## Provided information

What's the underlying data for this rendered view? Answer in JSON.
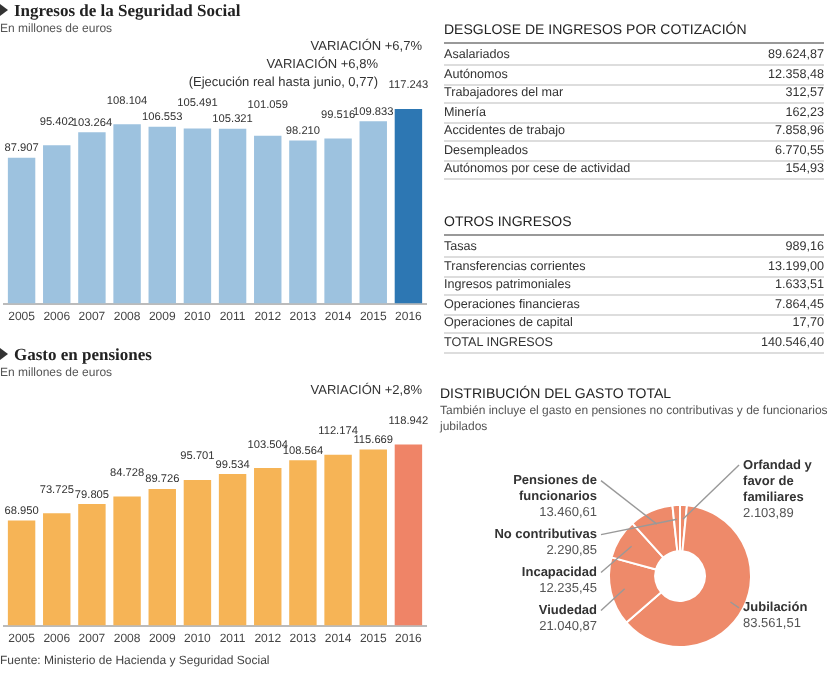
{
  "chart_data": [
    {
      "type": "bar",
      "title": "Ingresos de la Seguridad Social",
      "subtitle": "En millones de euros",
      "categories": [
        "2005",
        "2006",
        "2007",
        "2008",
        "2009",
        "2010",
        "2011",
        "2012",
        "2013",
        "2014",
        "2015",
        "2016"
      ],
      "values": [
        87907,
        95402,
        103264,
        108104,
        106553,
        105491,
        105321,
        101059,
        98210,
        99516,
        109833,
        117243
      ],
      "value_labels": [
        "87.907",
        "95.402",
        "103.264",
        "108.104",
        "106.553",
        "105.491",
        "105.321",
        "101.059",
        "98.210",
        "99.516",
        "109.833",
        "117.243"
      ],
      "colors": [
        "#9dc2df",
        "#9dc2df",
        "#9dc2df",
        "#9dc2df",
        "#9dc2df",
        "#9dc2df",
        "#9dc2df",
        "#9dc2df",
        "#9dc2df",
        "#9dc2df",
        "#9dc2df",
        "#2d77b3"
      ],
      "grid": false,
      "annotations": [
        "VARIACIÓN +6,7%",
        "VARIACIÓN +6,8%",
        "(Ejecución real hasta junio, 0,77)"
      ]
    },
    {
      "type": "other",
      "title": "DESGLOSE DE INGRESOS POR COTIZACIÓN",
      "categories": [
        "Asalariados",
        "Autónomos",
        "Trabajadores del mar",
        "Minería",
        "Accidentes de trabajo",
        "Desempleados",
        "Autónomos por cese de actividad"
      ],
      "values": [
        89624.87,
        12358.48,
        312.57,
        162.23,
        7858.96,
        6770.55,
        154.93
      ],
      "value_labels": [
        "89.624,87",
        "12.358,48",
        "312,57",
        "162,23",
        "7.858,96",
        "6.770,55",
        "154,93"
      ]
    },
    {
      "type": "other",
      "title": "OTROS INGRESOS",
      "categories": [
        "Tasas",
        "Transferencias corrientes",
        "Ingresos patrimoniales",
        "Operaciones financieras",
        "Operaciones de capital",
        "TOTAL INGRESOS"
      ],
      "values": [
        989.16,
        13199.0,
        1633.51,
        7864.45,
        17.7,
        140546.4
      ],
      "value_labels": [
        "989,16",
        "13.199,00",
        "1.633,51",
        "7.864,45",
        "17,70",
        "140.546,40"
      ]
    },
    {
      "type": "bar",
      "title": "Gasto en pensiones",
      "subtitle": "En millones de euros",
      "categories": [
        "2005",
        "2006",
        "2007",
        "2008",
        "2009",
        "2010",
        "2011",
        "2012",
        "2013",
        "2014",
        "2015",
        "2016"
      ],
      "values": [
        68950,
        73725,
        79805,
        84728,
        89726,
        95701,
        99534,
        103504,
        108564,
        112174,
        115669,
        118942
      ],
      "value_labels": [
        "68.950",
        "73.725",
        "79.805",
        "84.728",
        "89.726",
        "95.701",
        "99.534",
        "103.504",
        "108.564",
        "112.174",
        "115.669",
        "118.942"
      ],
      "colors": [
        "#f6b456",
        "#f6b456",
        "#f6b456",
        "#f6b456",
        "#f6b456",
        "#f6b456",
        "#f6b456",
        "#f6b456",
        "#f6b456",
        "#f6b456",
        "#f6b456",
        "#ef8467"
      ],
      "grid": false,
      "annotations": [
        "VARIACIÓN +2,8%",
        "Fuente: Ministerio de Hacienda y Seguridad Social"
      ]
    },
    {
      "type": "donut",
      "title": "DISTRIBUCIÓN DEL GASTO TOTAL",
      "subtitle": "También incluye el gasto en pensiones no contributivas y de funcionarios jubilados",
      "categories": [
        "Orfandad y favor de familiares",
        "Jubilación",
        "Viudedad",
        "Incapacidad",
        "Pensiones de funcionarios",
        "No contributivas"
      ],
      "values": [
        2103.89,
        83561.51,
        21040.87,
        12235.45,
        13460.61,
        2290.85
      ],
      "value_labels": [
        "2.103,89",
        "83.561,51",
        "21.040,87",
        "12.235,45",
        "13.460,61",
        "2.290,85"
      ],
      "colors": [
        "#ee8a6a",
        "#ee8a6a",
        "#ee8a6a",
        "#ee8a6a",
        "#ee8a6a",
        "#ee8a6a"
      ]
    }
  ]
}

## Your task
Scan the listing above and identify each line holding the string "Autónomos"; copy every such line.

## Answer to this exercise
        "Autónomos",
        "Autónomos por cese de actividad"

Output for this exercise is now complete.